Your task is to print all of the material verbatim.
#####
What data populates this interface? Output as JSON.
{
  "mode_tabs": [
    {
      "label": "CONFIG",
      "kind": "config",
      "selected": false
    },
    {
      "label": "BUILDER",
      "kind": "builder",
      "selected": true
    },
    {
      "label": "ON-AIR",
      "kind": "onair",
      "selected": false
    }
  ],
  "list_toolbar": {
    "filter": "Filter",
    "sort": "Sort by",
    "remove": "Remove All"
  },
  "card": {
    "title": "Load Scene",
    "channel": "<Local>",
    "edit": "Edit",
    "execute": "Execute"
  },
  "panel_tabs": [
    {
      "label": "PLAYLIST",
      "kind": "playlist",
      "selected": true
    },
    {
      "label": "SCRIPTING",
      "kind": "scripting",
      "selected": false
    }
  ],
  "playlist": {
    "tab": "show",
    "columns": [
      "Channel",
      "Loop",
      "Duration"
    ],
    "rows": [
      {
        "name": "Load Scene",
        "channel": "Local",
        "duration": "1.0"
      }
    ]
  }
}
#####
**Written solution**
What data populates this interface? Output as JSON.
{
  "mode_tabs": [
    {
      "label": "CONFIG",
      "kind": "config",
      "selected": false
    },
    {
      "label": "BUILDER",
      "kind": "builder",
      "selected": true
    },
    {
      "label": "ON-AIR",
      "kind": "onair",
      "selected": false
    }
  ],
  "list_toolbar": {
    "filter": "Filter",
    "sort": "Sort by",
    "remove": "Remove All"
  },
  "card": {
    "title": "Load Scene",
    "channel": "<Local>",
    "edit": "Edit",
    "execute": "Execute"
  },
  "panel_tabs": [
    {
      "label": "PLAYLIST",
      "kind": "playlist",
      "selected": true
    },
    {
      "label": "SCRIPTING",
      "kind": "scripting",
      "selected": false
    }
  ],
  "playlist": {
    "tab": "show",
    "columns": [
      "Channel",
      "Loop",
      "Duration"
    ],
    "rows": [
      {
        "name": "Load Scene",
        "channel": "Local",
        "duration": "1.0"
      }
    ]
  }
}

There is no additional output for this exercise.